(Items from a data source)
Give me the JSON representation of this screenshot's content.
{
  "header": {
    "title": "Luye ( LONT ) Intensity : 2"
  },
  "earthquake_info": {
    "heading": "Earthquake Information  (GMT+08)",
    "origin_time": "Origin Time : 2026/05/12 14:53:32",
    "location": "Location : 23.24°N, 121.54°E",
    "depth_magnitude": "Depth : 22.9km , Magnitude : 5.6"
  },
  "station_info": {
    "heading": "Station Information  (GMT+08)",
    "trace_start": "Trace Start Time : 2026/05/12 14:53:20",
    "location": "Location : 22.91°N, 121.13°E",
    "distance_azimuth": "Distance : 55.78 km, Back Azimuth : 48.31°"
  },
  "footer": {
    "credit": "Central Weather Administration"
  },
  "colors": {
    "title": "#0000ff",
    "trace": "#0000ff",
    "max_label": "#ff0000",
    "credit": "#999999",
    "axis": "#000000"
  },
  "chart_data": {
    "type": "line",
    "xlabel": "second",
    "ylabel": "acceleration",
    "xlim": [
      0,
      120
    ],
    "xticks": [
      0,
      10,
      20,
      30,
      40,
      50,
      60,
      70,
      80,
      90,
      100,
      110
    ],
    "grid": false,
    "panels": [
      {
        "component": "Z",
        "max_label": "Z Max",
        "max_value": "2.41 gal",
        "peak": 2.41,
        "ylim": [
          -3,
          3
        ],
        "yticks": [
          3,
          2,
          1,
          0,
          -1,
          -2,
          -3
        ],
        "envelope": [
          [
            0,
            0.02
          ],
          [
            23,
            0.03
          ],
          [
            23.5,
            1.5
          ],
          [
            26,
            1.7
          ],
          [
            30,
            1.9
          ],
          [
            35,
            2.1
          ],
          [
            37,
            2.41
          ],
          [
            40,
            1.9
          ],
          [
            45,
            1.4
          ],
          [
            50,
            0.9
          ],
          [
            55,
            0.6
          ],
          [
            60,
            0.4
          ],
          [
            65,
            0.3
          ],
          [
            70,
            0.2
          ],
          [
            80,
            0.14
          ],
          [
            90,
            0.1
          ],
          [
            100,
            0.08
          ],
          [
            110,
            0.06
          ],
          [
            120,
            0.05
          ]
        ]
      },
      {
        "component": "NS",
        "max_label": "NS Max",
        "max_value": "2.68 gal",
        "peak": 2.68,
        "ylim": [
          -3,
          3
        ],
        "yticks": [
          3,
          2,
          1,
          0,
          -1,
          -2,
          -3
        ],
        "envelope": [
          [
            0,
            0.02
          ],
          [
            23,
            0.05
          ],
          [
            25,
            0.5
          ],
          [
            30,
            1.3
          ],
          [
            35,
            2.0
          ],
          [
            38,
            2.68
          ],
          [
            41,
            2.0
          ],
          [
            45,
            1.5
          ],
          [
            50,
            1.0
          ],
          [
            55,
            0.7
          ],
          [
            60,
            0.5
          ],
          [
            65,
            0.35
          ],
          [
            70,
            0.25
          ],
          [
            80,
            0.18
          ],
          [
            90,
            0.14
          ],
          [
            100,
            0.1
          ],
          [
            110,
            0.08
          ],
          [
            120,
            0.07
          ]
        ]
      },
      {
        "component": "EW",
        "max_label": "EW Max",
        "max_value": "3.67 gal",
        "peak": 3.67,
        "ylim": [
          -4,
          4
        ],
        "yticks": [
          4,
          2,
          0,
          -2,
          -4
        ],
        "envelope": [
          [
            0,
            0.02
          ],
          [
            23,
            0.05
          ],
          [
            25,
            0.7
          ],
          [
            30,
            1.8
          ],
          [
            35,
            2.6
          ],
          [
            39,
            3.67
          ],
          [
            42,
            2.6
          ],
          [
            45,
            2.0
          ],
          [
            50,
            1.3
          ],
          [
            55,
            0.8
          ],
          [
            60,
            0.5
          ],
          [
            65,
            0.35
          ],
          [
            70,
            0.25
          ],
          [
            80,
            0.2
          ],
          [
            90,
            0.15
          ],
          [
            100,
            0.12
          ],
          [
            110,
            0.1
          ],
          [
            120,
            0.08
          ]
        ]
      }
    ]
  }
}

* GIVEN TASK *
Repeat the data verbatim.

* WORKED SOLUTION *
Give me the JSON representation of this screenshot's content.
{
  "header": {
    "title": "Luye ( LONT ) Intensity : 2"
  },
  "earthquake_info": {
    "heading": "Earthquake Information  (GMT+08)",
    "origin_time": "Origin Time : 2026/05/12 14:53:32",
    "location": "Location : 23.24°N, 121.54°E",
    "depth_magnitude": "Depth : 22.9km , Magnitude : 5.6"
  },
  "station_info": {
    "heading": "Station Information  (GMT+08)",
    "trace_start": "Trace Start Time : 2026/05/12 14:53:20",
    "location": "Location : 22.91°N, 121.13°E",
    "distance_azimuth": "Distance : 55.78 km, Back Azimuth : 48.31°"
  },
  "footer": {
    "credit": "Central Weather Administration"
  },
  "colors": {
    "title": "#0000ff",
    "trace": "#0000ff",
    "max_label": "#ff0000",
    "credit": "#999999",
    "axis": "#000000"
  },
  "chart_data": {
    "type": "line",
    "xlabel": "second",
    "ylabel": "acceleration",
    "xlim": [
      0,
      120
    ],
    "xticks": [
      0,
      10,
      20,
      30,
      40,
      50,
      60,
      70,
      80,
      90,
      100,
      110
    ],
    "grid": false,
    "panels": [
      {
        "component": "Z",
        "max_label": "Z Max",
        "max_value": "2.41 gal",
        "peak": 2.41,
        "ylim": [
          -3,
          3
        ],
        "yticks": [
          3,
          2,
          1,
          0,
          -1,
          -2,
          -3
        ],
        "envelope": [
          [
            0,
            0.02
          ],
          [
            23,
            0.03
          ],
          [
            23.5,
            1.5
          ],
          [
            26,
            1.7
          ],
          [
            30,
            1.9
          ],
          [
            35,
            2.1
          ],
          [
            37,
            2.41
          ],
          [
            40,
            1.9
          ],
          [
            45,
            1.4
          ],
          [
            50,
            0.9
          ],
          [
            55,
            0.6
          ],
          [
            60,
            0.4
          ],
          [
            65,
            0.3
          ],
          [
            70,
            0.2
          ],
          [
            80,
            0.14
          ],
          [
            90,
            0.1
          ],
          [
            100,
            0.08
          ],
          [
            110,
            0.06
          ],
          [
            120,
            0.05
          ]
        ]
      },
      {
        "component": "NS",
        "max_label": "NS Max",
        "max_value": "2.68 gal",
        "peak": 2.68,
        "ylim": [
          -3,
          3
        ],
        "yticks": [
          3,
          2,
          1,
          0,
          -1,
          -2,
          -3
        ],
        "envelope": [
          [
            0,
            0.02
          ],
          [
            23,
            0.05
          ],
          [
            25,
            0.5
          ],
          [
            30,
            1.3
          ],
          [
            35,
            2.0
          ],
          [
            38,
            2.68
          ],
          [
            41,
            2.0
          ],
          [
            45,
            1.5
          ],
          [
            50,
            1.0
          ],
          [
            55,
            0.7
          ],
          [
            60,
            0.5
          ],
          [
            65,
            0.35
          ],
          [
            70,
            0.25
          ],
          [
            80,
            0.18
          ],
          [
            90,
            0.14
          ],
          [
            100,
            0.1
          ],
          [
            110,
            0.08
          ],
          [
            120,
            0.07
          ]
        ]
      },
      {
        "component": "EW",
        "max_label": "EW Max",
        "max_value": "3.67 gal",
        "peak": 3.67,
        "ylim": [
          -4,
          4
        ],
        "yticks": [
          4,
          2,
          0,
          -2,
          -4
        ],
        "envelope": [
          [
            0,
            0.02
          ],
          [
            23,
            0.05
          ],
          [
            25,
            0.7
          ],
          [
            30,
            1.8
          ],
          [
            35,
            2.6
          ],
          [
            39,
            3.67
          ],
          [
            42,
            2.6
          ],
          [
            45,
            2.0
          ],
          [
            50,
            1.3
          ],
          [
            55,
            0.8
          ],
          [
            60,
            0.5
          ],
          [
            65,
            0.35
          ],
          [
            70,
            0.25
          ],
          [
            80,
            0.2
          ],
          [
            90,
            0.15
          ],
          [
            100,
            0.12
          ],
          [
            110,
            0.1
          ],
          [
            120,
            0.08
          ]
        ]
      }
    ]
  }
}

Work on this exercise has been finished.